Return all lines with the word "Sederhana" in them.
++++++++
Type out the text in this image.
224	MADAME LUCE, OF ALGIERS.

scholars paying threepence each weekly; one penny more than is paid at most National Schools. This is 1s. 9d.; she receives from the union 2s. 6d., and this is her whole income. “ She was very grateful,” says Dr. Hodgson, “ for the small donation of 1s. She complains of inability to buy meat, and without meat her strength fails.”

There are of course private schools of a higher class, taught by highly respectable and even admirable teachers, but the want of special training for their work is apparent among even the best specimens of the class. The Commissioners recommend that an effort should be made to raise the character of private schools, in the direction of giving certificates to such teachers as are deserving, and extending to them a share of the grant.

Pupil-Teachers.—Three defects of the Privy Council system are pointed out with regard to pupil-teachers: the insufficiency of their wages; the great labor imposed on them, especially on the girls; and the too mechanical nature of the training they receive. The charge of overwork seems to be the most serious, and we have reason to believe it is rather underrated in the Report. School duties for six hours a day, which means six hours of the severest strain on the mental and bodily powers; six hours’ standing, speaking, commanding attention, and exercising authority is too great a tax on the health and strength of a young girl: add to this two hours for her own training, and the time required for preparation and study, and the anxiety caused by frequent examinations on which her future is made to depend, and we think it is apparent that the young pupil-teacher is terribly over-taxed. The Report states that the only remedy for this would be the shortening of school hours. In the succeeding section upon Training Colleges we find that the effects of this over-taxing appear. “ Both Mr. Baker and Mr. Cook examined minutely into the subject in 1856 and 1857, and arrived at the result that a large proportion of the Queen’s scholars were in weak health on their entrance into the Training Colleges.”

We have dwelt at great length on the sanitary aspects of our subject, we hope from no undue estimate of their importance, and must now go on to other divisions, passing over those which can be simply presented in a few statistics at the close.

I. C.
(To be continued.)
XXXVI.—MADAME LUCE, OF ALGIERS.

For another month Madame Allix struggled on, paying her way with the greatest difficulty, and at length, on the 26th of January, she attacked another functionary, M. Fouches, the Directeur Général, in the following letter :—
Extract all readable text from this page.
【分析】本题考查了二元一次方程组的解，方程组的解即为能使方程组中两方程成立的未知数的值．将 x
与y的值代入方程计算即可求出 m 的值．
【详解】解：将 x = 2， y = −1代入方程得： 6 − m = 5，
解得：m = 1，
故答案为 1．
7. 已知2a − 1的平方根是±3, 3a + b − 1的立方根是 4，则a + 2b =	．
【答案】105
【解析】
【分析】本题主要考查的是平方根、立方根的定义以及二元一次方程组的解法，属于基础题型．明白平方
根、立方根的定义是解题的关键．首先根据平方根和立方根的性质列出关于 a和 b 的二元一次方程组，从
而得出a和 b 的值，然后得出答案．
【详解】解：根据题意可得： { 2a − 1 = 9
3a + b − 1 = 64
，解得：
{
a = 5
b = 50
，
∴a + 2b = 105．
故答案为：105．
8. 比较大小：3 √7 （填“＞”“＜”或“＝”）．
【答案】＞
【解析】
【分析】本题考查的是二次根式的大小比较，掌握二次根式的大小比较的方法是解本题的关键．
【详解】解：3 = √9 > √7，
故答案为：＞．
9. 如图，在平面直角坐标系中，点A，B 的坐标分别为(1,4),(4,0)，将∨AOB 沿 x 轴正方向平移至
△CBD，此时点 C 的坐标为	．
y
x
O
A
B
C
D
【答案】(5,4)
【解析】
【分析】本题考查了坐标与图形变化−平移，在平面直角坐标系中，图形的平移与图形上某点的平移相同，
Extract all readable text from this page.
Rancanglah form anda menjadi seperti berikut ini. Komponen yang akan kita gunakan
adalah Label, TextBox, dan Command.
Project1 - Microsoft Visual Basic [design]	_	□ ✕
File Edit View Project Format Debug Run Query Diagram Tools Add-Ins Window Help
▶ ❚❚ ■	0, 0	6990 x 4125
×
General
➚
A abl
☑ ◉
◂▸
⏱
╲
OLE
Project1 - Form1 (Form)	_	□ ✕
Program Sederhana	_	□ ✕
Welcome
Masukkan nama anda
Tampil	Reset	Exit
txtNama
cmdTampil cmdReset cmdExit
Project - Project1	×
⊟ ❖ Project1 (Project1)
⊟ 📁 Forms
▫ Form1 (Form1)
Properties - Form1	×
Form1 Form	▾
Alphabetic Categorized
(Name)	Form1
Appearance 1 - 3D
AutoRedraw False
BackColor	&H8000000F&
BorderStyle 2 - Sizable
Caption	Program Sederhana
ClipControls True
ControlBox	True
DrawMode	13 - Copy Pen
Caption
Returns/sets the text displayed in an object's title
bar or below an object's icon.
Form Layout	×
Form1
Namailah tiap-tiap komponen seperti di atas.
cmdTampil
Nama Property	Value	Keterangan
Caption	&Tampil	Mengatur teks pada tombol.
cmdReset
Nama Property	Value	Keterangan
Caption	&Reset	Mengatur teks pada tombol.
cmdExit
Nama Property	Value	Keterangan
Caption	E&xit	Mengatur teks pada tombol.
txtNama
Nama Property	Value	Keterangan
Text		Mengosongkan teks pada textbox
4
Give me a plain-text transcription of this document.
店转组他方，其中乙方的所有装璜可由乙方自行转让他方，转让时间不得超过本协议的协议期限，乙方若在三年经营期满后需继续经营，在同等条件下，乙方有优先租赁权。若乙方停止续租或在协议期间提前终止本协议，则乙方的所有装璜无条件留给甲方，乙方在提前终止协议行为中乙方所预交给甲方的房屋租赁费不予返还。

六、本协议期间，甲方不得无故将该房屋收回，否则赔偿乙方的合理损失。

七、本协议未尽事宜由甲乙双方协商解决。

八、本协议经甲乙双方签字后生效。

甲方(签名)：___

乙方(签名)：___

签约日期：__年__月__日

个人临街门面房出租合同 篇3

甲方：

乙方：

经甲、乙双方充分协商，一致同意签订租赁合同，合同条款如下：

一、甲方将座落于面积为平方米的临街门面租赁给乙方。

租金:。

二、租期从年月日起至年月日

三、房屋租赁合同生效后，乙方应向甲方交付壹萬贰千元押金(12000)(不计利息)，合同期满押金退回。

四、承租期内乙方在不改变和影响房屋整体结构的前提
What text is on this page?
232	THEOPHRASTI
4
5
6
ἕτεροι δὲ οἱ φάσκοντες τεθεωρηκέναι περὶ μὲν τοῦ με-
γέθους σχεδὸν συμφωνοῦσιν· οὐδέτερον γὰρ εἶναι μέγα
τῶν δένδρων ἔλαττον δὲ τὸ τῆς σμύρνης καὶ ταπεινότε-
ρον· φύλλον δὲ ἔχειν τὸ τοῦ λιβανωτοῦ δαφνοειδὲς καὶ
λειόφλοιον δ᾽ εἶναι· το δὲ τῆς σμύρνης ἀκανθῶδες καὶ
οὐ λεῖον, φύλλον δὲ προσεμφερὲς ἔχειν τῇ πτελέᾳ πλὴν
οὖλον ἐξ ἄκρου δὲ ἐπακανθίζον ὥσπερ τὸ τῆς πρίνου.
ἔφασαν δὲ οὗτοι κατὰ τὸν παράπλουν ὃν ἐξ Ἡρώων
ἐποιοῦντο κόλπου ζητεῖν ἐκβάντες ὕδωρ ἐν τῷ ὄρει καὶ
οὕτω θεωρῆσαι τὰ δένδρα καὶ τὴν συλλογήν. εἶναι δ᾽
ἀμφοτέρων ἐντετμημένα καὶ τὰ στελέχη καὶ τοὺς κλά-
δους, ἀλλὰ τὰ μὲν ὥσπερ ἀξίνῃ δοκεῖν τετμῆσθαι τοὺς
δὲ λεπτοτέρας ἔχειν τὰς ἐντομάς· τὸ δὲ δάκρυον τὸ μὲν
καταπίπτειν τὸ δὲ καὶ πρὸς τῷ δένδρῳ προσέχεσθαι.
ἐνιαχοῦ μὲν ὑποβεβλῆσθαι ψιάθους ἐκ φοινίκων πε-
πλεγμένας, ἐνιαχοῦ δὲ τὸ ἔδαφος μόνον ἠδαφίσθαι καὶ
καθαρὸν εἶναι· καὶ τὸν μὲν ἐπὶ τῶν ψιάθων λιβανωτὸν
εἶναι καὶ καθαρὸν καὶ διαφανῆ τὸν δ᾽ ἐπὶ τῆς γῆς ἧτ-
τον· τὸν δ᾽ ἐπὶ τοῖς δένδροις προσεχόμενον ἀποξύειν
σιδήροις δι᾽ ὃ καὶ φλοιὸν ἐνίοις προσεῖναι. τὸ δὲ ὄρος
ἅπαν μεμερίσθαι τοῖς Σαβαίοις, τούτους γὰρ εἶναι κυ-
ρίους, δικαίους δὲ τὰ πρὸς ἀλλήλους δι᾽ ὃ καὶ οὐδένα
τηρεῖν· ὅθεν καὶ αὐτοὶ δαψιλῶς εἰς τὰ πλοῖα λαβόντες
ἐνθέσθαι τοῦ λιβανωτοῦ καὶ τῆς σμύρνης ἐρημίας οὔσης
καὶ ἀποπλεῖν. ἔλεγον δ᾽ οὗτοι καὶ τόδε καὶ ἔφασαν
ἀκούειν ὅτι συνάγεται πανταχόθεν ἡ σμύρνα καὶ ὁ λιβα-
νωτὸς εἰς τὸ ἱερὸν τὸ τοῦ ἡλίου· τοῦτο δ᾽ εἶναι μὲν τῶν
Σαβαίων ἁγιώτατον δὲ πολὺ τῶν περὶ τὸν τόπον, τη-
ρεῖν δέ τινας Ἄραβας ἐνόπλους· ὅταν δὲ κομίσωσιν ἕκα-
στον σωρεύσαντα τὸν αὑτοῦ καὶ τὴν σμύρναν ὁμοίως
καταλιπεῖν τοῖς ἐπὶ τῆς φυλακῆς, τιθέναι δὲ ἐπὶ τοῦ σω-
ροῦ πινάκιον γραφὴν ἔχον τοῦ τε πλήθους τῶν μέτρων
++++++++
* Completed task *
Program Sederhana	_	□ ✕
Caption	Program Sederhana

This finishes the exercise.